REQUIRED WORK — Copy out each line of the listing that has the word "title" in it.

----- PROVIDED RECORDS

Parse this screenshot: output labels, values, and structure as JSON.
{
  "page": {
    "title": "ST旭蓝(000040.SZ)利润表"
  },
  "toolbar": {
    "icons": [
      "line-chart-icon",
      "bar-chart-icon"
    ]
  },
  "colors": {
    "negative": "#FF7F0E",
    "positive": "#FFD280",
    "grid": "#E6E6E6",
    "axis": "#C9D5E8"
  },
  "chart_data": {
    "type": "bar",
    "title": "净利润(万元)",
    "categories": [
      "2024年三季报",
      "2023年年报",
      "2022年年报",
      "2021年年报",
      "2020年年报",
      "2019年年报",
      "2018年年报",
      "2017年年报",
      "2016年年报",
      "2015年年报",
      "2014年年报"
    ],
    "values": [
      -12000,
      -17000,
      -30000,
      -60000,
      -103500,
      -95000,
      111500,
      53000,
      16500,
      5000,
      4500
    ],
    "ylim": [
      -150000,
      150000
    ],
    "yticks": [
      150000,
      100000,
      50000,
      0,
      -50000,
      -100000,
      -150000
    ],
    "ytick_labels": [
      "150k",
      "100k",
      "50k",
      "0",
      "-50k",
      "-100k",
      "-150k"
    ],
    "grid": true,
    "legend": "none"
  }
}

----------
----- PROVIDED RECORDS

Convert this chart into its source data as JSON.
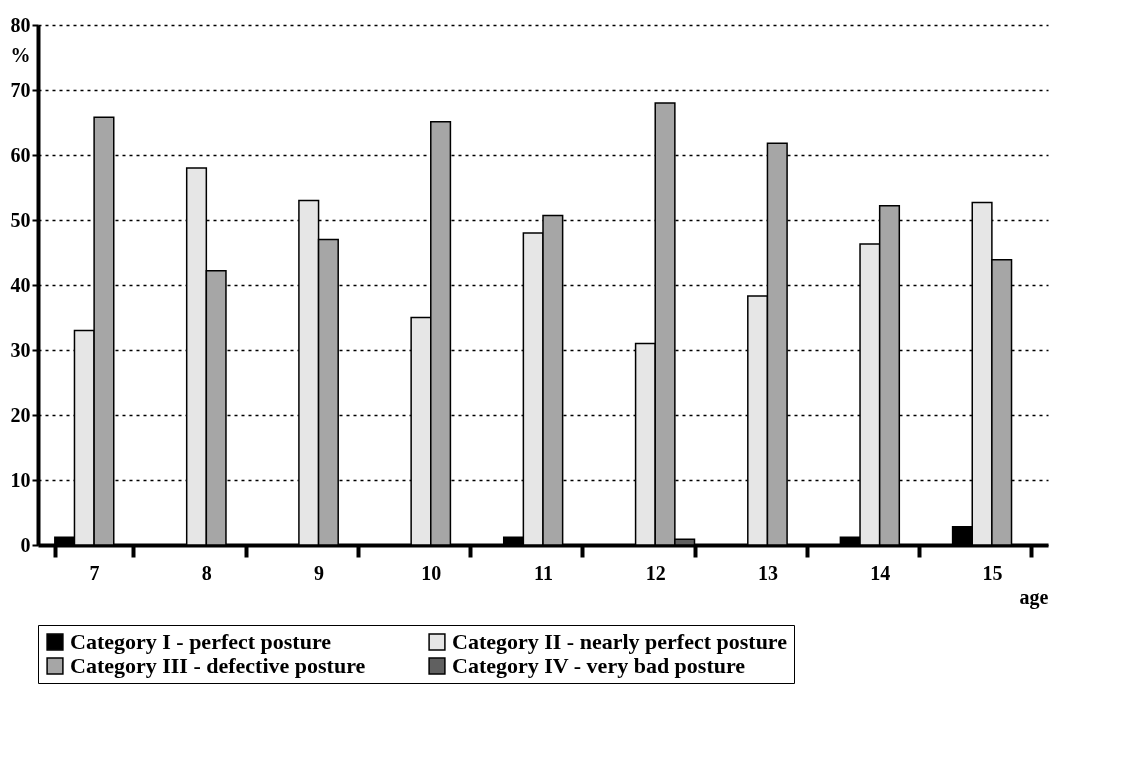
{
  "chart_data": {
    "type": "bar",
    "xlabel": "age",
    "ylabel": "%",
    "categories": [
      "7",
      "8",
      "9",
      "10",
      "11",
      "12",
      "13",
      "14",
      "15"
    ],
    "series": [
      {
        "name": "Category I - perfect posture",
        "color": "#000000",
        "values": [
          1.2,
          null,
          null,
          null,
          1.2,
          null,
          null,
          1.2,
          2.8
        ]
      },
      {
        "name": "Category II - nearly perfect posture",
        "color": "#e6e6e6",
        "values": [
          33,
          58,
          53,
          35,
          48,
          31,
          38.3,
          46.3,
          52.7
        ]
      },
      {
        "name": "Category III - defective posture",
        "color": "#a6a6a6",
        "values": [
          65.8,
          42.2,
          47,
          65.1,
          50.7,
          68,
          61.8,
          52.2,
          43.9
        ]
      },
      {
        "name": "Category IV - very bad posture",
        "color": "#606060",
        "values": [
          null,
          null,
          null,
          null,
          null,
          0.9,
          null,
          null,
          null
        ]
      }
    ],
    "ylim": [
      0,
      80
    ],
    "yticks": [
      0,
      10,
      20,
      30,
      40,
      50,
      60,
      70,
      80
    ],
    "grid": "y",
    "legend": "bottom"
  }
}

----------

EXPECTED ANSWER —
    "title": "ST旭蓝(000040.SZ)利润表"
    "title": "净利润(万元)",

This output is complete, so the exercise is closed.